BRIEF: Using the listing below, extract each line that has the word "content" in it.

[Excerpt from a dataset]

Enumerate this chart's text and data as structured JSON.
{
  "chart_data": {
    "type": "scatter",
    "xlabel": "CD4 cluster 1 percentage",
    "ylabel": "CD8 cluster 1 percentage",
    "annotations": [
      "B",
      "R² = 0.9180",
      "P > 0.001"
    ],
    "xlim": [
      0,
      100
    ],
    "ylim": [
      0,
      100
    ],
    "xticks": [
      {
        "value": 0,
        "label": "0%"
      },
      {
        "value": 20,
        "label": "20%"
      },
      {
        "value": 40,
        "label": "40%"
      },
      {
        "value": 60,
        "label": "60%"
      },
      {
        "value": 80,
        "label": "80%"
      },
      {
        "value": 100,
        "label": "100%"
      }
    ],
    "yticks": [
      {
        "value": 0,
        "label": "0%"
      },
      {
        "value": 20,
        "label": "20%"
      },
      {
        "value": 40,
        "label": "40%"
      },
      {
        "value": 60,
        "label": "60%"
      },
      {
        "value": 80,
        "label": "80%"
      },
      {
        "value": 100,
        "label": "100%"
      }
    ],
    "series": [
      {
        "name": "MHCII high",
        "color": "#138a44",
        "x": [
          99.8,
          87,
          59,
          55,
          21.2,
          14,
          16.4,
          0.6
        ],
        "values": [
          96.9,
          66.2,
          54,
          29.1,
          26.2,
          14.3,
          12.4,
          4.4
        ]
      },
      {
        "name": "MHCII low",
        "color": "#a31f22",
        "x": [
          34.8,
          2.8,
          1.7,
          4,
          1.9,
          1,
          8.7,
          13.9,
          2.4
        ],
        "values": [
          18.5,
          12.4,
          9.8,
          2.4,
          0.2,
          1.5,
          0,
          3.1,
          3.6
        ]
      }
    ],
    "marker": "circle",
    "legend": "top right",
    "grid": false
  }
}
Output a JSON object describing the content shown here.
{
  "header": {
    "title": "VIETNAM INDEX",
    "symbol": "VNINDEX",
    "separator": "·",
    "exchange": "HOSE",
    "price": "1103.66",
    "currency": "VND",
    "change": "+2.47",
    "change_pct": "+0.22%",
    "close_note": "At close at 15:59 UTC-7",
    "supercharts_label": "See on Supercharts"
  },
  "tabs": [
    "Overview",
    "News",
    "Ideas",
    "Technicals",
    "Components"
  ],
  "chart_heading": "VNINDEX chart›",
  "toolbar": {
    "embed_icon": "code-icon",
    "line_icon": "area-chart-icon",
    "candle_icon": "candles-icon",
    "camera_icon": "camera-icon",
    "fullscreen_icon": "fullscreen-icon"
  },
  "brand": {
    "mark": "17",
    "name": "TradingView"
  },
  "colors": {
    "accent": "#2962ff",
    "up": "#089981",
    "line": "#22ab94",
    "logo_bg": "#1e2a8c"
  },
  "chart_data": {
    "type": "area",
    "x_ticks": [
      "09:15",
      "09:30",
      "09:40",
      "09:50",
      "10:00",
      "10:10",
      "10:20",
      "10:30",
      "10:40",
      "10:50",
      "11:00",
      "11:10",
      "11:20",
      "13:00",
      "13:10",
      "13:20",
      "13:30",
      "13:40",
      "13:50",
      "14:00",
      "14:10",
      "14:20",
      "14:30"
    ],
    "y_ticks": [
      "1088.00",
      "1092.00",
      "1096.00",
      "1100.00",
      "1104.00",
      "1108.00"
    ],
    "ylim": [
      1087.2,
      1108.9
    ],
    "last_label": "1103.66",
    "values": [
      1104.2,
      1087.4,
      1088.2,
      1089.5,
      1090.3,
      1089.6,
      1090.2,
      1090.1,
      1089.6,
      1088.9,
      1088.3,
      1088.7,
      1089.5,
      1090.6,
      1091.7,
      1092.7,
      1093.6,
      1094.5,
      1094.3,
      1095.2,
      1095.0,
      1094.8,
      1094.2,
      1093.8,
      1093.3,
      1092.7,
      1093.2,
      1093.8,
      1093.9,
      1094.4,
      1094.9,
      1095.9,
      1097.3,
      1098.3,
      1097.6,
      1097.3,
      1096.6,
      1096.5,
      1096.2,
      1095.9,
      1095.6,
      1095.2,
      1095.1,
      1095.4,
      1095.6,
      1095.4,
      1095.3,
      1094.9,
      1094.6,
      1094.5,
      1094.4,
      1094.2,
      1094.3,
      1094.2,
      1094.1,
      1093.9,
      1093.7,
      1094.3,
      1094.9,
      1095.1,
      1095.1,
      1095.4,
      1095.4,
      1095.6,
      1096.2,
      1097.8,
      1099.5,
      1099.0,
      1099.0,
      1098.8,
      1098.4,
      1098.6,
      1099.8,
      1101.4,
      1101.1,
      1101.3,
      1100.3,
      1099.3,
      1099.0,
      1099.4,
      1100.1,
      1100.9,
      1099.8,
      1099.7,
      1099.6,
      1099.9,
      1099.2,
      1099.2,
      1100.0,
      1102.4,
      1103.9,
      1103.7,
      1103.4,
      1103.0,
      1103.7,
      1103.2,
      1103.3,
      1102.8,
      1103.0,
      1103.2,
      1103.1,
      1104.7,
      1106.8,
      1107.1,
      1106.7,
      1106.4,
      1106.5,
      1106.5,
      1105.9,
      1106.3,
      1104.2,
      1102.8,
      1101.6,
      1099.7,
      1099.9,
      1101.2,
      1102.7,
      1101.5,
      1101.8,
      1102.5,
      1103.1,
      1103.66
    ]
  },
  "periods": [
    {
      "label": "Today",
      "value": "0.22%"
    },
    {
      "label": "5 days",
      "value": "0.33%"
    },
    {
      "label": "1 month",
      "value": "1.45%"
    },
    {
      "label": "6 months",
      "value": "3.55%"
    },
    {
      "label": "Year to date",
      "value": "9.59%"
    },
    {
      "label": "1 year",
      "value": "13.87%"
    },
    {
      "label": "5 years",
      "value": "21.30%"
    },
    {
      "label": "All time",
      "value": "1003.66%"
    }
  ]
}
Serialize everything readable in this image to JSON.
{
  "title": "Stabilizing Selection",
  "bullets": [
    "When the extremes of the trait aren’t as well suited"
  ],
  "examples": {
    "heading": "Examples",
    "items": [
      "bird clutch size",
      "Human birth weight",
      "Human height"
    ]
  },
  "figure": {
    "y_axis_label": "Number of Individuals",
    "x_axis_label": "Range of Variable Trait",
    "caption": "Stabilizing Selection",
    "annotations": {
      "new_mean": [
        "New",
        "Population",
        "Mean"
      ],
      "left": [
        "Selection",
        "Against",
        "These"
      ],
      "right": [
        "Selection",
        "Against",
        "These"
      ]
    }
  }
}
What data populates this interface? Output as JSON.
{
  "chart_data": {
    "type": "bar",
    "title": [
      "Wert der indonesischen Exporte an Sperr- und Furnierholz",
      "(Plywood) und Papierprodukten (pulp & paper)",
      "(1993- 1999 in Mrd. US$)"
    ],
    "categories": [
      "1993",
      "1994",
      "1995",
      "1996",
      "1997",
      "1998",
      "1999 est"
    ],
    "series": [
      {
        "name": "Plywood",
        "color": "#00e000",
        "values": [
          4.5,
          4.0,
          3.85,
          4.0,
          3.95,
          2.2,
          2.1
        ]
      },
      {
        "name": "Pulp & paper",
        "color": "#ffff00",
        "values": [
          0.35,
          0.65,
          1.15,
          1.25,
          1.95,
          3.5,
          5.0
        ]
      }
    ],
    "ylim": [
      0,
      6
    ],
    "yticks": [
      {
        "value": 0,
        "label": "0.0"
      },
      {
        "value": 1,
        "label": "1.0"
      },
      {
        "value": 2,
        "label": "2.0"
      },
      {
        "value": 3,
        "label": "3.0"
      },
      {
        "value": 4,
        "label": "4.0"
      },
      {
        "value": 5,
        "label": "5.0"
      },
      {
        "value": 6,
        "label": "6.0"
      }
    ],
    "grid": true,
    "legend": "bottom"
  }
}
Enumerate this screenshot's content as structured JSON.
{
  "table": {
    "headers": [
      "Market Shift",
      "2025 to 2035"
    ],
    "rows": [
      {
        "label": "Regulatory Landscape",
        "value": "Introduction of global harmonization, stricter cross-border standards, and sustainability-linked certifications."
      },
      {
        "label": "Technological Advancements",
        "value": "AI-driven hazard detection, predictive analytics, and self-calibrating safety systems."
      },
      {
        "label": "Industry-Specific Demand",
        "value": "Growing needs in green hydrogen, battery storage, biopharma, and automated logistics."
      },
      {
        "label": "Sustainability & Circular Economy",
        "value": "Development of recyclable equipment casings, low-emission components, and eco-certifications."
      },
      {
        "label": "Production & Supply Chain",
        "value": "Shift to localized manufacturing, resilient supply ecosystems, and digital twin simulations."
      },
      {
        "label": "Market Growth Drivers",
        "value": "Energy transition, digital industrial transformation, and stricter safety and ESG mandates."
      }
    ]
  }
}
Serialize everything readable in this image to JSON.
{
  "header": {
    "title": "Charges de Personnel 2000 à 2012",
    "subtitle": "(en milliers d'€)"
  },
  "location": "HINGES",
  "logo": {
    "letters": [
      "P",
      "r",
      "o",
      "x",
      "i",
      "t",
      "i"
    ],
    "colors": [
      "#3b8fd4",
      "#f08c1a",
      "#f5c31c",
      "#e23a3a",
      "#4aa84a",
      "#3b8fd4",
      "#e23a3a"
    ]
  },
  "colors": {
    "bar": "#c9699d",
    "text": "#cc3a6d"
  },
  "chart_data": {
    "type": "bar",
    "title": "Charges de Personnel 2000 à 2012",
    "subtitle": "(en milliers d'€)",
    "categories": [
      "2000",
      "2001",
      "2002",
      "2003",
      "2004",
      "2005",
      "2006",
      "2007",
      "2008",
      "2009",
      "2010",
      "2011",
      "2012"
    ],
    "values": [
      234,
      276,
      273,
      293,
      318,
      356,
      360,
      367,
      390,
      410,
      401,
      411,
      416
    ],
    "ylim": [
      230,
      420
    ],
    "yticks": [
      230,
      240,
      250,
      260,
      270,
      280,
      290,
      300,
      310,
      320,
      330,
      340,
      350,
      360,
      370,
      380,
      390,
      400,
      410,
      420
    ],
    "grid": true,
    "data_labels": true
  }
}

RESPONSE TO THE EXERCISE:
Output a JSON object describing the content shown here.
Enumerate this screenshot's content as structured JSON.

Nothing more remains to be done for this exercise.